§ YOUR TASK:
Gather from the material every line that contains the string "estimated".

§ EXERCISE DATA:
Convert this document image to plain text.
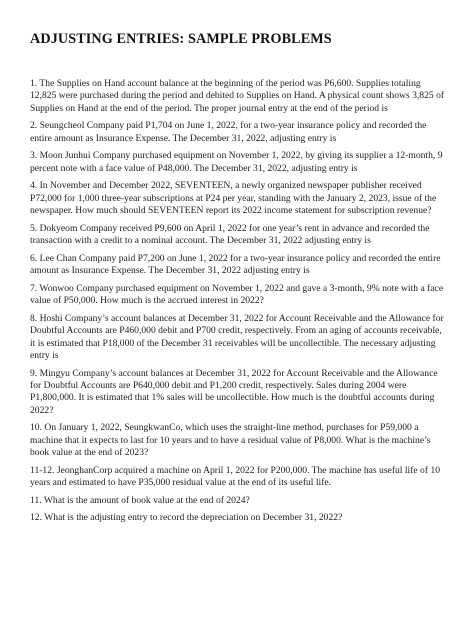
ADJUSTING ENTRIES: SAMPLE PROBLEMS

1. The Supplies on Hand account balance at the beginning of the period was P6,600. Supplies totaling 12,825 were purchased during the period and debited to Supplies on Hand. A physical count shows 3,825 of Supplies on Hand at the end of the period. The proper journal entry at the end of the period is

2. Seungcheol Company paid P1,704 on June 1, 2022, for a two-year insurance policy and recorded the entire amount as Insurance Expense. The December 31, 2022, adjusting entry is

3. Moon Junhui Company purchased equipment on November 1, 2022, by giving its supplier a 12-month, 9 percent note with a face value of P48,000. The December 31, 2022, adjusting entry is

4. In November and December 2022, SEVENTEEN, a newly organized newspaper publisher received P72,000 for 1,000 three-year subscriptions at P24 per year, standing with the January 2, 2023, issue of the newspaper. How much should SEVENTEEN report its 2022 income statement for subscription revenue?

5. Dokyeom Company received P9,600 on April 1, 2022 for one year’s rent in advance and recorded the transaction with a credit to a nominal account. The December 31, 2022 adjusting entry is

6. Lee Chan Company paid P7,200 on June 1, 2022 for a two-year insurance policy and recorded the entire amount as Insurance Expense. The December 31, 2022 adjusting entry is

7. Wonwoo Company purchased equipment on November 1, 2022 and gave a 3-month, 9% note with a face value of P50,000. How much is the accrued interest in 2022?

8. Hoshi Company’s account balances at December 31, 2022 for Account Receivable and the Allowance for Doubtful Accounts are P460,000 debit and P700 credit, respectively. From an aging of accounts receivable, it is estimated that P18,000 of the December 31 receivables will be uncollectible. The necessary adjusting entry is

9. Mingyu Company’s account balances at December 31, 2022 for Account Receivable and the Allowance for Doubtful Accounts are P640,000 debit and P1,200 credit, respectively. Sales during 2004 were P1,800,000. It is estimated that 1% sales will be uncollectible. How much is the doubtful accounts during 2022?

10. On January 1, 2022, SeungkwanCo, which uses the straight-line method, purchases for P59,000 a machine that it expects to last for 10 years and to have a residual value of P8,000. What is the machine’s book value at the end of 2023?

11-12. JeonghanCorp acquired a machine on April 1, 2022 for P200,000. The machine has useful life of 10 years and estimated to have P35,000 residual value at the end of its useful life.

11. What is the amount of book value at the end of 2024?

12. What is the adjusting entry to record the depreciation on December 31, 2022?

==

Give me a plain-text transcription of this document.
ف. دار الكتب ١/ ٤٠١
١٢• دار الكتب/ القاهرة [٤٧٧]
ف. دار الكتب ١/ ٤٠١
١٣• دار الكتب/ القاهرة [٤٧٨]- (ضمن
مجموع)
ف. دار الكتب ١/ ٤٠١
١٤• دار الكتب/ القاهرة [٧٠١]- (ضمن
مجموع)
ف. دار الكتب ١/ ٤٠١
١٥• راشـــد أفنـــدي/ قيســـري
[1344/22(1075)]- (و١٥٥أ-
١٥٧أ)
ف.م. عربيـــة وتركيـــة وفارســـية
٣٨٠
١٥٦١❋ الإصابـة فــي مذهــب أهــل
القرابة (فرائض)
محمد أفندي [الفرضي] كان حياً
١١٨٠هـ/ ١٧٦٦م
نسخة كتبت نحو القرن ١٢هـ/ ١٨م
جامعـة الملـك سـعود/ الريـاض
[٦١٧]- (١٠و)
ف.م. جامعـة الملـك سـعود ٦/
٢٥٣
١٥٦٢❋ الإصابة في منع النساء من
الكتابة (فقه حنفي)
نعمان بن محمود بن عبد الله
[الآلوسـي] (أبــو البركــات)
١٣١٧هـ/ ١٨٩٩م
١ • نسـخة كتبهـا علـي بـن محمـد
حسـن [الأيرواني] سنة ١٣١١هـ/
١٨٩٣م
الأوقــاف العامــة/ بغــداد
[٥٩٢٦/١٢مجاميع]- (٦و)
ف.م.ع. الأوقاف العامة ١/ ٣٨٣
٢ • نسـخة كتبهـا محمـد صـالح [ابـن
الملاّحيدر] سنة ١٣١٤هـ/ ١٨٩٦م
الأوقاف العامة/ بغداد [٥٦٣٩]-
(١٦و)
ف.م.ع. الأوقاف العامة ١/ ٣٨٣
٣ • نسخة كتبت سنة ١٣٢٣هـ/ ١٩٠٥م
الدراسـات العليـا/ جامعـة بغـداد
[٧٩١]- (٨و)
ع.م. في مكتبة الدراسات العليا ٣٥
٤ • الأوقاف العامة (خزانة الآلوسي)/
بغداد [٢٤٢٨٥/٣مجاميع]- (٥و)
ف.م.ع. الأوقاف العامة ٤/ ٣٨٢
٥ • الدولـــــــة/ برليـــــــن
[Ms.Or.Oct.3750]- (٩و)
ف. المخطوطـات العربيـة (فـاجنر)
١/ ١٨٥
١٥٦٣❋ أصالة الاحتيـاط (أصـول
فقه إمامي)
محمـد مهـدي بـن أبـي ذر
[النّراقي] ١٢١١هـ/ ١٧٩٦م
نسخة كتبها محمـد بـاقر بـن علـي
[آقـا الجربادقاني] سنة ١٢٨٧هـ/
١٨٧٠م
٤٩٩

§ ANSWER FOR THIS EXERCISE:
8. Hoshi Company’s account balances at December 31, 2022 for Account Receivable and the Allowance for Doubtful Accounts are P460,000 debit and P700 credit, respectively. From an aging of accounts receivable, it is estimated that P18,000 of the December 31 receivables will be uncollectible. The necessary adjusting entry is
9. Mingyu Company’s account balances at December 31, 2022 for Account Receivable and the Allowance for Doubtful Accounts are P640,000 debit and P1,200 credit, respectively. Sales during 2004 were P1,800,000. It is estimated that 1% sales will be uncollectible. How much is the doubtful accounts during 2022?
11-12. JeonghanCorp acquired a machine on April 1, 2022 for P200,000. The machine has useful life of 10 years and estimated to have P35,000 residual value at the end of its useful life.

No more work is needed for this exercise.